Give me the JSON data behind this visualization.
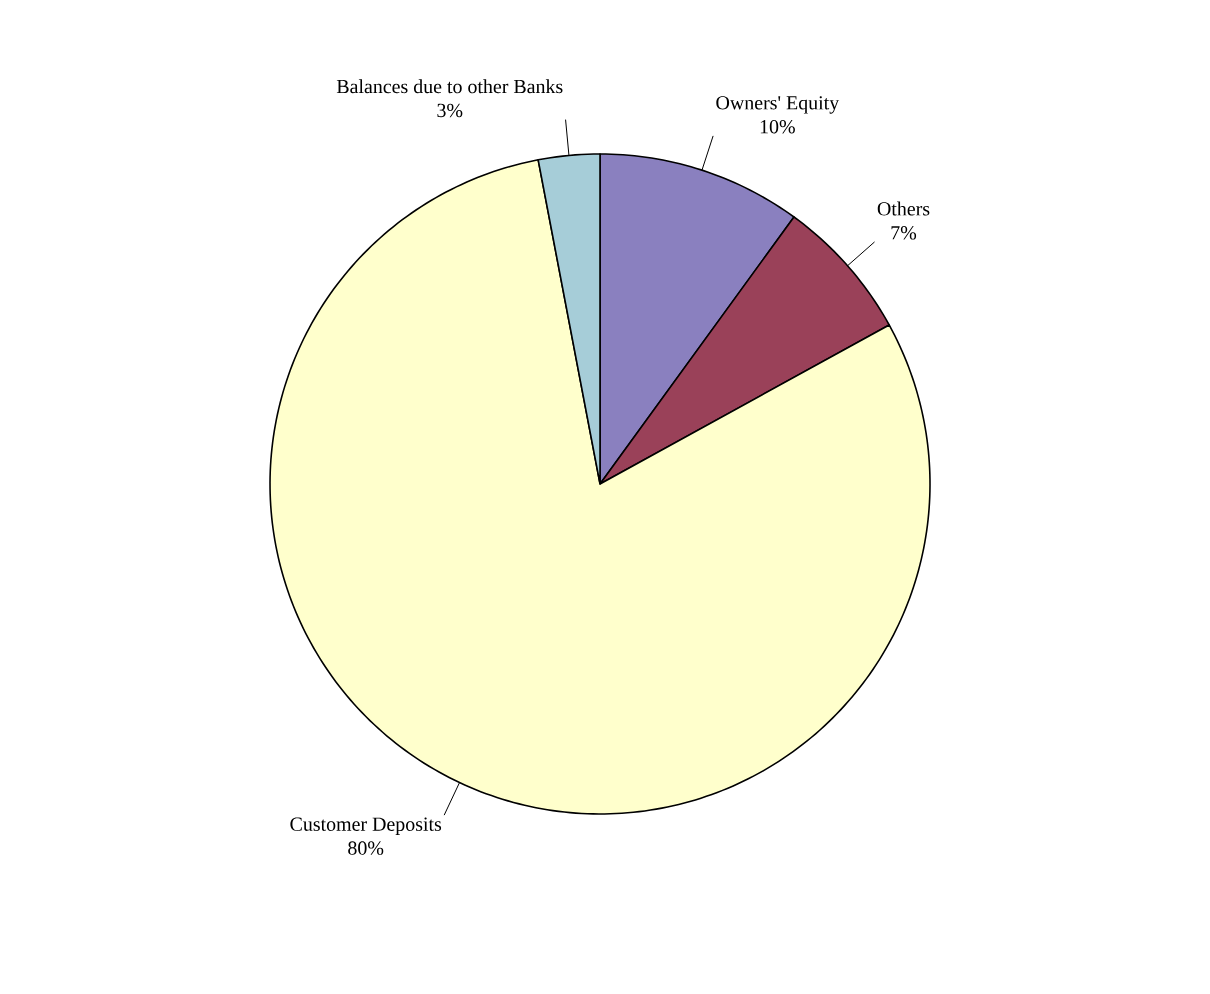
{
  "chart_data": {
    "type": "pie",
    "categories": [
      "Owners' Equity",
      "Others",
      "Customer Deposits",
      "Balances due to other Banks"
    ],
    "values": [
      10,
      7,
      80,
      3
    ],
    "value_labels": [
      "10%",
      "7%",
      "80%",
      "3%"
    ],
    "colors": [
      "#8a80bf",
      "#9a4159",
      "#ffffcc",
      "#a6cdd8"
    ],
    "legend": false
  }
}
---
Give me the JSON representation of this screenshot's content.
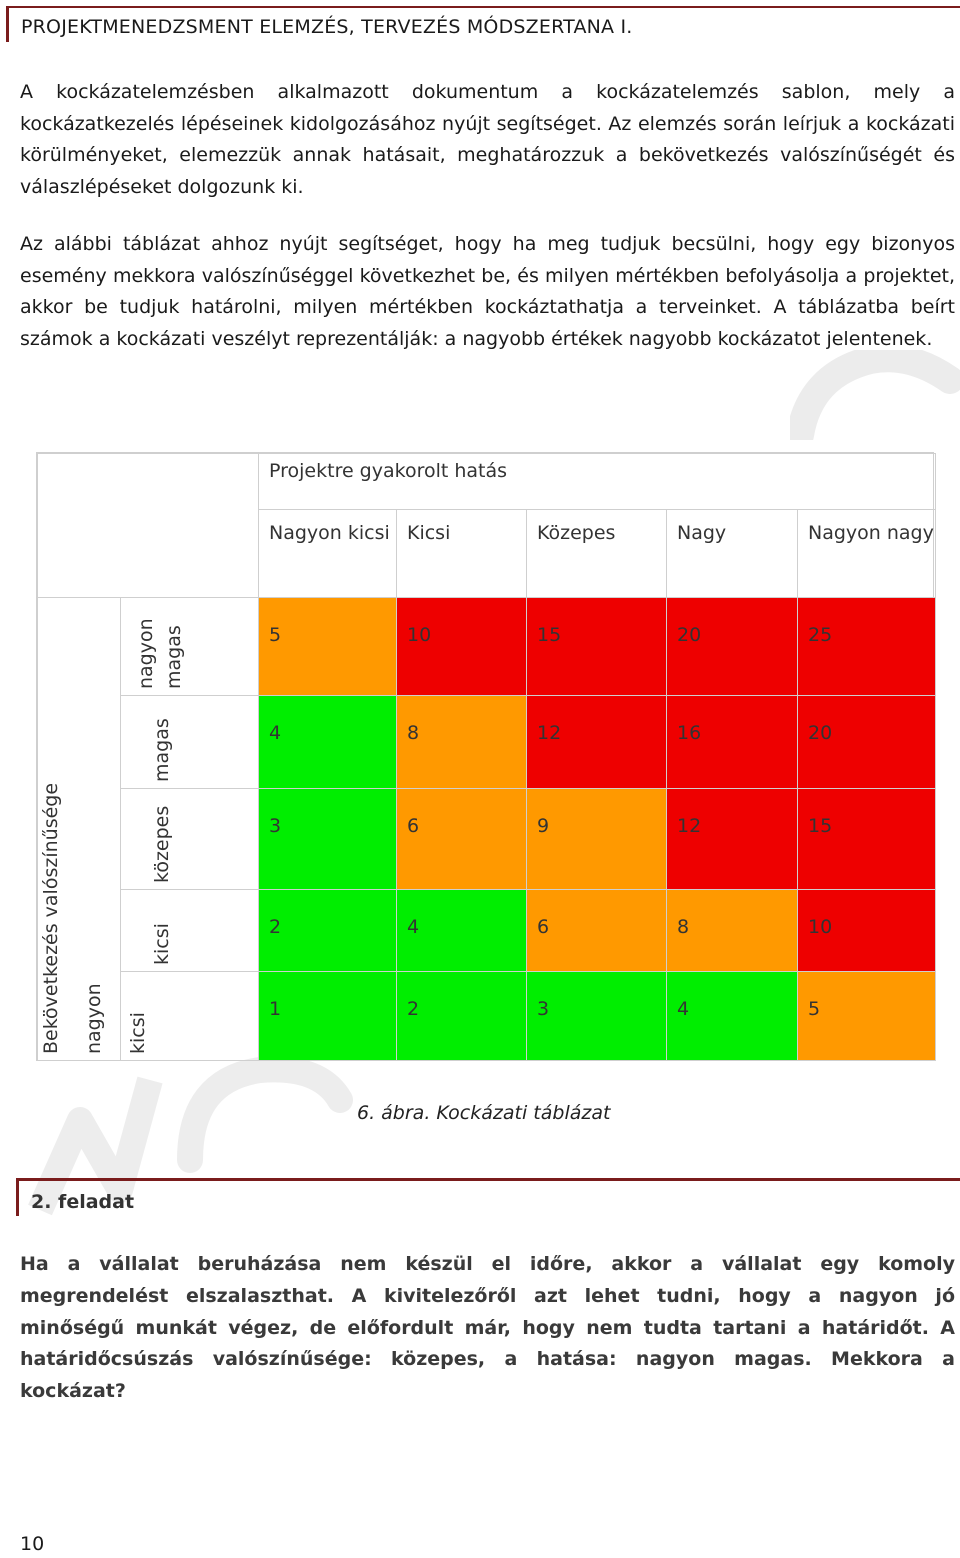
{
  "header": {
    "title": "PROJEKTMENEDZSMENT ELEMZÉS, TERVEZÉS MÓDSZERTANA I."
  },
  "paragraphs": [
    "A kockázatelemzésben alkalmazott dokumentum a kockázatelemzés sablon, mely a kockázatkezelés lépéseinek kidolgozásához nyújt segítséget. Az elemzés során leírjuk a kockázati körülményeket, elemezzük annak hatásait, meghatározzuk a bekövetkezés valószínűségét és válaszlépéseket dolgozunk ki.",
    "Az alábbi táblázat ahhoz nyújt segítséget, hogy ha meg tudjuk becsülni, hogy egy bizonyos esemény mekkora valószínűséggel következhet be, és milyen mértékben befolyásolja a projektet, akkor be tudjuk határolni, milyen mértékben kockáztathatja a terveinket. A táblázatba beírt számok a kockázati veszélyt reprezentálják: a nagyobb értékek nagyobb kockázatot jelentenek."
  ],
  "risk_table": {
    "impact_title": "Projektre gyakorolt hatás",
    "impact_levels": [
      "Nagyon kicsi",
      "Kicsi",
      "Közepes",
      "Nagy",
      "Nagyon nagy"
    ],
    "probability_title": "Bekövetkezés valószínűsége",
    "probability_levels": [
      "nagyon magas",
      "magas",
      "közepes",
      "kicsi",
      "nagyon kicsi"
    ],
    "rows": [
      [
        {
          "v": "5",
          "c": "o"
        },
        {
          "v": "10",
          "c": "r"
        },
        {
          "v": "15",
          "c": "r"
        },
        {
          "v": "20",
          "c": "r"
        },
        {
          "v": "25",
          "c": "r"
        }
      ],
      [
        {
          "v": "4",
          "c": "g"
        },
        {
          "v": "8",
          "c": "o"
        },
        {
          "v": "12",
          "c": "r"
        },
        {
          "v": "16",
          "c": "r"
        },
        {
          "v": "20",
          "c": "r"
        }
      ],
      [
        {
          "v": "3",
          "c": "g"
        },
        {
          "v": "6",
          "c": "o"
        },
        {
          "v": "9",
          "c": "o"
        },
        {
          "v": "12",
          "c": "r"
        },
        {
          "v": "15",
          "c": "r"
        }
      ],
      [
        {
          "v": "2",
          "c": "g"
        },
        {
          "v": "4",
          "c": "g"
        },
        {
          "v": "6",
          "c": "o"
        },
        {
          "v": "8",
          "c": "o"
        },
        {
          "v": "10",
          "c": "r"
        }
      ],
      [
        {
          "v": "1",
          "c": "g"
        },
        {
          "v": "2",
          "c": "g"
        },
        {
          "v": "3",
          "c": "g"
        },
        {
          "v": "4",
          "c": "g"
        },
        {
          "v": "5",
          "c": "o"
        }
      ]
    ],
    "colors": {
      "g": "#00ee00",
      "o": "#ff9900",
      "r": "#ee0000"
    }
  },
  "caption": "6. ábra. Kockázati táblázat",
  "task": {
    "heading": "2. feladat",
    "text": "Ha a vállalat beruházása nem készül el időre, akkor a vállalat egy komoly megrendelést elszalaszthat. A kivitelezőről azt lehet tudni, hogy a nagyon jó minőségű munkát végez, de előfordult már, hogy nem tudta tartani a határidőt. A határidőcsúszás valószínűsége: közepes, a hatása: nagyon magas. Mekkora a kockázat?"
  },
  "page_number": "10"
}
---
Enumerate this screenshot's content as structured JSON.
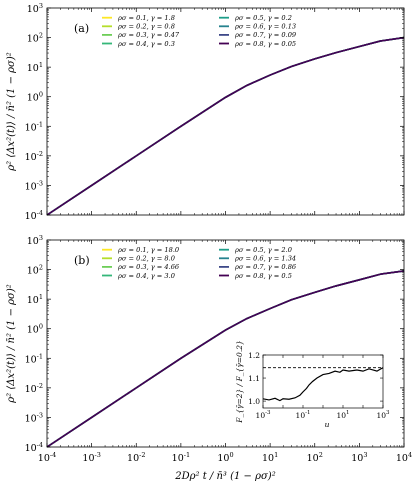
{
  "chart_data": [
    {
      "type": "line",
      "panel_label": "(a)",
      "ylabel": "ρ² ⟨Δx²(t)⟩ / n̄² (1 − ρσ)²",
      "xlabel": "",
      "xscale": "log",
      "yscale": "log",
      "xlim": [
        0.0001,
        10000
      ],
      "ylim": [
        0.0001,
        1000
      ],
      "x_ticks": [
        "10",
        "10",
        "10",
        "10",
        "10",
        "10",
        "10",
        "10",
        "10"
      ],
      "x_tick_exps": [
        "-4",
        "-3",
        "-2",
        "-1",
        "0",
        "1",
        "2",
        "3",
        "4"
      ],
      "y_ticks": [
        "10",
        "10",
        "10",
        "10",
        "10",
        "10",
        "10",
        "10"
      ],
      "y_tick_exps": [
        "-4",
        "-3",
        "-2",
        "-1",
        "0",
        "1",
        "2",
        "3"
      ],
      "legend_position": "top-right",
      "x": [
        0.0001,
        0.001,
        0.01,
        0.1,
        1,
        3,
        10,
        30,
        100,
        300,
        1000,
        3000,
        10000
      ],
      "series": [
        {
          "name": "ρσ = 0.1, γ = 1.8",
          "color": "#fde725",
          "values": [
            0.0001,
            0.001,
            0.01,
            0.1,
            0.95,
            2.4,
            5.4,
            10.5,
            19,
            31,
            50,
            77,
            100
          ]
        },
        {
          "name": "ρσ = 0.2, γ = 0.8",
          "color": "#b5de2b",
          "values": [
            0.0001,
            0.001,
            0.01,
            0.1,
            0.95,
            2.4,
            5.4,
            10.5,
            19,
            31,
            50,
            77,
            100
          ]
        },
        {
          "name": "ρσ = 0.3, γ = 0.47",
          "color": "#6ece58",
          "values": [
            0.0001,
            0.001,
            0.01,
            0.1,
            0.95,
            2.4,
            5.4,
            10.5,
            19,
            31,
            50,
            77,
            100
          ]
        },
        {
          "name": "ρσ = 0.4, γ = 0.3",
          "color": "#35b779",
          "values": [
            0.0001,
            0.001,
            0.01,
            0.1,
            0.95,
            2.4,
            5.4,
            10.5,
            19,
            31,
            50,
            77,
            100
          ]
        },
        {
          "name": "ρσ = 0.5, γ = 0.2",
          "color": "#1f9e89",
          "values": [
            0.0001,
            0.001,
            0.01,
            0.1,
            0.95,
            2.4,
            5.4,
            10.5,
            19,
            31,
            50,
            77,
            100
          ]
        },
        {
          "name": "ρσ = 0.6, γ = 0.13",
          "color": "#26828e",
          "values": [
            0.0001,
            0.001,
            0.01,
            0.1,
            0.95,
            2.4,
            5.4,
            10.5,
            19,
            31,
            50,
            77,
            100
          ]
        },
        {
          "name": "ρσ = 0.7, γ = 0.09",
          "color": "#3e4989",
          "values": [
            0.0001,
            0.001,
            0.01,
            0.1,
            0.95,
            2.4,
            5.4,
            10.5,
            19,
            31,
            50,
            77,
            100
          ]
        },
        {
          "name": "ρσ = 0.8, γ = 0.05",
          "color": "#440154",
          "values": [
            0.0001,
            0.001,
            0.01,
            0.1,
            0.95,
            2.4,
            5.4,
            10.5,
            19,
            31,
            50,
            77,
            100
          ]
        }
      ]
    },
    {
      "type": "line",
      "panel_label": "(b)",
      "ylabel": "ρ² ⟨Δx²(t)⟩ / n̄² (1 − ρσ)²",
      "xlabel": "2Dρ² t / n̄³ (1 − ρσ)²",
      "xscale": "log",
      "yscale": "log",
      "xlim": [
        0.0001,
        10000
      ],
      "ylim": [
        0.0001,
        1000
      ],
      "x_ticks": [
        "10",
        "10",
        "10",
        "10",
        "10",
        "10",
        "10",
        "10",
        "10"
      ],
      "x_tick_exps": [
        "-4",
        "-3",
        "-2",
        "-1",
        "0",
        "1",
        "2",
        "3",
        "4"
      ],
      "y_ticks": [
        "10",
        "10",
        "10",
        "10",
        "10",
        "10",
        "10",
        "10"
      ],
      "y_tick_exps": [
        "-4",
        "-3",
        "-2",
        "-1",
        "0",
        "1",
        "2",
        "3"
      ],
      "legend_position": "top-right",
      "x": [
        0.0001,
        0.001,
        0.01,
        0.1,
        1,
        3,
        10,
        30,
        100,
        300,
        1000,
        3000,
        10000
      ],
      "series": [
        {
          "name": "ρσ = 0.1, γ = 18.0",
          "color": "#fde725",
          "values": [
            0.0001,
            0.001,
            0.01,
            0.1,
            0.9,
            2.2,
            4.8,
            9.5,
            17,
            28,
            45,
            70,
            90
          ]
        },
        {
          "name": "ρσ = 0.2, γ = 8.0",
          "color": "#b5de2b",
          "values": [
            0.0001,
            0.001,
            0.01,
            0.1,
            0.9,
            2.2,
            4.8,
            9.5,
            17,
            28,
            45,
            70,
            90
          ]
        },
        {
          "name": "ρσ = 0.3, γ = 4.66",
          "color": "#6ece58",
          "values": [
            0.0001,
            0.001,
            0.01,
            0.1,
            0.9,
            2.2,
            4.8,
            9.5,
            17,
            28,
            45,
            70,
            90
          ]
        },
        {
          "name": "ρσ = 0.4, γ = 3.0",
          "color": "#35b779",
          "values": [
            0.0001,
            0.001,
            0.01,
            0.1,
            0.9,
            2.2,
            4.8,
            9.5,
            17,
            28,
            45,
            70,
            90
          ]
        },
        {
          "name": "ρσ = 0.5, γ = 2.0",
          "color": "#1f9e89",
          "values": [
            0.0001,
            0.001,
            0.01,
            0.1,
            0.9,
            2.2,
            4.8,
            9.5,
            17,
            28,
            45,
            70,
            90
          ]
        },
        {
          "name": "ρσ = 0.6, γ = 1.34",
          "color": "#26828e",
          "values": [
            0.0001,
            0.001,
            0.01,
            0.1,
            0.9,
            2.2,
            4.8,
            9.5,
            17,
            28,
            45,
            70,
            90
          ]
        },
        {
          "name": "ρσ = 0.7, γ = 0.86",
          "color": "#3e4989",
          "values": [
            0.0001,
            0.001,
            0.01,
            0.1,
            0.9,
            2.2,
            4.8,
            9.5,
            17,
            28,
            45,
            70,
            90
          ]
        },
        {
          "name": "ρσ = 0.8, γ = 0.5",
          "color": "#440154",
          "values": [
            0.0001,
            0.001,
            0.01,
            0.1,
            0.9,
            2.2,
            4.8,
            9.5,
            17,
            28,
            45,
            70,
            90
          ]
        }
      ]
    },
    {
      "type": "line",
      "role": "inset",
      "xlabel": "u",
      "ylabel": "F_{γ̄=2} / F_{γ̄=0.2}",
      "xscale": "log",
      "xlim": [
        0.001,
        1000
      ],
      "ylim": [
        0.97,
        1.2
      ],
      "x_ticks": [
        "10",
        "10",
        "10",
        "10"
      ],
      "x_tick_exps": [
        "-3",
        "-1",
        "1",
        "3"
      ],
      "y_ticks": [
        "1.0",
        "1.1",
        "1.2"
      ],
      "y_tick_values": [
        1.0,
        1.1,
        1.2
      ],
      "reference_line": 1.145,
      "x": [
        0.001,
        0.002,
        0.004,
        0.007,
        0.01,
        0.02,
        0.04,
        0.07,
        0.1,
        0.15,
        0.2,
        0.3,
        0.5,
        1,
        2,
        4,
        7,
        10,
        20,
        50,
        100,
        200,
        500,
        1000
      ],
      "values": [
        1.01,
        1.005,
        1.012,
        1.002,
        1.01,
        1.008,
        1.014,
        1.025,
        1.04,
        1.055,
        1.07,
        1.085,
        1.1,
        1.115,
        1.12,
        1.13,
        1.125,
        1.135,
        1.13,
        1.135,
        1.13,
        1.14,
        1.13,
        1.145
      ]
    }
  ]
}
---
■ **Your objective**
Which lines contain "táblázat"? Copy each of them.

■ **Exercise output**
    "Az alábbi táblázat ahhoz nyújt segítséget, hogy ha meg tudjuk becsülni, hogy egy bizonyos esemény mekkora valószínűséggel következhet be, és milyen mértékben befolyásolja a projektet, akkor be tudjuk határolni, milyen mértékben kockáztathatja a terveinket. A táblázatba beírt számok a kockázati veszélyt reprezentálják: a nagyobb értékek nagyobb kockázatot jelentenek."
  "caption": "6. ábra. Kockázati táblázat",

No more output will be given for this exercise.